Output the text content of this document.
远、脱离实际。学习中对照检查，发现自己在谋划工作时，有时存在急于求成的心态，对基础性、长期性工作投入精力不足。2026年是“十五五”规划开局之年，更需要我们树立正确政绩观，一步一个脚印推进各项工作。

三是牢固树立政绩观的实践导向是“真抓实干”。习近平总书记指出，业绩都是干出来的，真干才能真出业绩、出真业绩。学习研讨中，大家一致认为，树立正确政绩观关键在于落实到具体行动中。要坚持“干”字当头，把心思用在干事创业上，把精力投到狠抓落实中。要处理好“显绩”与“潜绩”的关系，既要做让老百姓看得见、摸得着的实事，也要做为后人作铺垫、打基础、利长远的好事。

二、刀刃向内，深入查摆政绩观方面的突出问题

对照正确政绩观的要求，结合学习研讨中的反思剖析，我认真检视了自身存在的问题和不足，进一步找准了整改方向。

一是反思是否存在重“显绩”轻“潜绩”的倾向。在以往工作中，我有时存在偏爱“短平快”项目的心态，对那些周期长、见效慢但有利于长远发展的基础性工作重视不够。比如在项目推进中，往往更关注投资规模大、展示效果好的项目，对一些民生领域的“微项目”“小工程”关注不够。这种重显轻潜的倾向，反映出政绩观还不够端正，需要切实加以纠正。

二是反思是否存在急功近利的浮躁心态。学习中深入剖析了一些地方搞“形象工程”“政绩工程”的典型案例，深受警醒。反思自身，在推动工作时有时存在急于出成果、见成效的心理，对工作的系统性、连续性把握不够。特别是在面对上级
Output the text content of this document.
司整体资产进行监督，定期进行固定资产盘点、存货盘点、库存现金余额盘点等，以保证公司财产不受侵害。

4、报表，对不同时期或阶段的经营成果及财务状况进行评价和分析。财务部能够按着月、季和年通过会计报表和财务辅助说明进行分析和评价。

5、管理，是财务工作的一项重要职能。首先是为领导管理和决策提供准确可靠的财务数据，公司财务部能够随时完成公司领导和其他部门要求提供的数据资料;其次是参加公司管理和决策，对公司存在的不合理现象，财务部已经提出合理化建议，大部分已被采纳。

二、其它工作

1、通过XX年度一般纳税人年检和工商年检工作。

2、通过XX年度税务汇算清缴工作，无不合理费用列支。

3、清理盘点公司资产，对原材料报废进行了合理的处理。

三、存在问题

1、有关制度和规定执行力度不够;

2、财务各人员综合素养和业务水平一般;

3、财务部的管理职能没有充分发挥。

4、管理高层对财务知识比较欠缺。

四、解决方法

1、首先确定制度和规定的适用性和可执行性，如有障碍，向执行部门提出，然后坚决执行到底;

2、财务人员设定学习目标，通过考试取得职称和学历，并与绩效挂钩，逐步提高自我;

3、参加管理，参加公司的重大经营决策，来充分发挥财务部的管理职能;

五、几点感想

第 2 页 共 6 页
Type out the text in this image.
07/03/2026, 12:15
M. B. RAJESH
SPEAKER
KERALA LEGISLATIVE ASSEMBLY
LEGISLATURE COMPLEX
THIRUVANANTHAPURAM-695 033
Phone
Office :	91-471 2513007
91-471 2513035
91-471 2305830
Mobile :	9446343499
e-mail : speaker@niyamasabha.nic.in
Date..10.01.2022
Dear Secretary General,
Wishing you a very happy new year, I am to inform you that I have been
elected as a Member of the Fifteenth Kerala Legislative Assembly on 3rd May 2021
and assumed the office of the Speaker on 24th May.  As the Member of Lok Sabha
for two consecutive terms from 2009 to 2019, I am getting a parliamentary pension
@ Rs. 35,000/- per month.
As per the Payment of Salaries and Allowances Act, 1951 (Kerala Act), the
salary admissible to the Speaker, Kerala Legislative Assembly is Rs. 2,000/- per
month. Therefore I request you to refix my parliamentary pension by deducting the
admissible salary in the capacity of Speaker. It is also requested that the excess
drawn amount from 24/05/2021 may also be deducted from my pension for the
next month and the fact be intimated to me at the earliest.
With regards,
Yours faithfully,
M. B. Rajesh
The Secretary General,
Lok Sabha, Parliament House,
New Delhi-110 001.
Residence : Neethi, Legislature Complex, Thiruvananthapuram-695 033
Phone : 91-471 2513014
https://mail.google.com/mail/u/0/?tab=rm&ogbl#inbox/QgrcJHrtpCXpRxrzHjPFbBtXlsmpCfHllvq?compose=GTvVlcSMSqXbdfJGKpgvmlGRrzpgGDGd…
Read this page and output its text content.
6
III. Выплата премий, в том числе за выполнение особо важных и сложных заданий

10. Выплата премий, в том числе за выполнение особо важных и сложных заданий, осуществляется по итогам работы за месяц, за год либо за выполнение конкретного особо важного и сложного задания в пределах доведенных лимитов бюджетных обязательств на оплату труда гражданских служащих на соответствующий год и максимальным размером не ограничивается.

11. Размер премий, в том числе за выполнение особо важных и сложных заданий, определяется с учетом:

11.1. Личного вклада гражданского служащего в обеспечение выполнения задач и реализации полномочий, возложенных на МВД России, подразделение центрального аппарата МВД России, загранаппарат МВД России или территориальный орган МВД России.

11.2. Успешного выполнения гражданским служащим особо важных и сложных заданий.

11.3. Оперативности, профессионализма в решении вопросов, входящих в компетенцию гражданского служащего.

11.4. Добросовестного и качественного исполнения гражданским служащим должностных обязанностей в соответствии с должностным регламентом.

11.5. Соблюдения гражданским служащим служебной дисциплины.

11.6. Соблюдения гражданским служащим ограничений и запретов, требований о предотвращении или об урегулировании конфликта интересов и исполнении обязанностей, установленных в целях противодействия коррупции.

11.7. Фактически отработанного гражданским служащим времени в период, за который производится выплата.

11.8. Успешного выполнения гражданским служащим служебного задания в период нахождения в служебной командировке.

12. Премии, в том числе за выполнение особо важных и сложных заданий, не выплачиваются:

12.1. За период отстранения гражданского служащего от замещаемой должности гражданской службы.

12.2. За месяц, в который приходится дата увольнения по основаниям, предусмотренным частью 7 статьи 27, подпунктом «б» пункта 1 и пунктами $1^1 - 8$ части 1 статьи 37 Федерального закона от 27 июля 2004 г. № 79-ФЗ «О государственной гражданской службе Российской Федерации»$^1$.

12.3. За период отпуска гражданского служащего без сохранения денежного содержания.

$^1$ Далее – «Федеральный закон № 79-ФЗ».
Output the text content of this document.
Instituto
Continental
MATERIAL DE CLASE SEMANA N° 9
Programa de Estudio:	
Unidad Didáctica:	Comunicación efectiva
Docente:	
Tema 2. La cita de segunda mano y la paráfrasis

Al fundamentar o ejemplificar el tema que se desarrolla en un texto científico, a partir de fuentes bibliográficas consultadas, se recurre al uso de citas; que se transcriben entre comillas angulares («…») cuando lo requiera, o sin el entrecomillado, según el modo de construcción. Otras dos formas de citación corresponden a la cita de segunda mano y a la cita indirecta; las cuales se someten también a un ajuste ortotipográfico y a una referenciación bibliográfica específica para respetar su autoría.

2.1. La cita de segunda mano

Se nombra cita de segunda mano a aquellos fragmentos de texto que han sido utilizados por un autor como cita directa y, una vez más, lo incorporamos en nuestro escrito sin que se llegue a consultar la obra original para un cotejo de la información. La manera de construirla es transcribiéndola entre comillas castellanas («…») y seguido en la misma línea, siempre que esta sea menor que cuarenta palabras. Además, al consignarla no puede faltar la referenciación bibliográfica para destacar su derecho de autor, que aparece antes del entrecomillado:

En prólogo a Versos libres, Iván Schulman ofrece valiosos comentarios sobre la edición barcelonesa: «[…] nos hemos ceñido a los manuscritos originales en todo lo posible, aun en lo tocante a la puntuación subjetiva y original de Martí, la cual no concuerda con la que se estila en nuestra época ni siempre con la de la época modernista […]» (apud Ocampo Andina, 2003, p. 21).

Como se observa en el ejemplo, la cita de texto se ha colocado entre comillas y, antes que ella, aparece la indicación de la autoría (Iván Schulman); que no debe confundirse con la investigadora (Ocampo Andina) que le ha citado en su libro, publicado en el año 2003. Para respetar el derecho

========

■ **Challenge**: Keep only the lines that hold the string "admissible", and copy them out.

■ **Result of this task**:
salary admissible to the Speaker, Kerala Legislative Assembly is Rs. 2,000/- per
admissible salary in the capacity of Speaker. It is also requested that the excess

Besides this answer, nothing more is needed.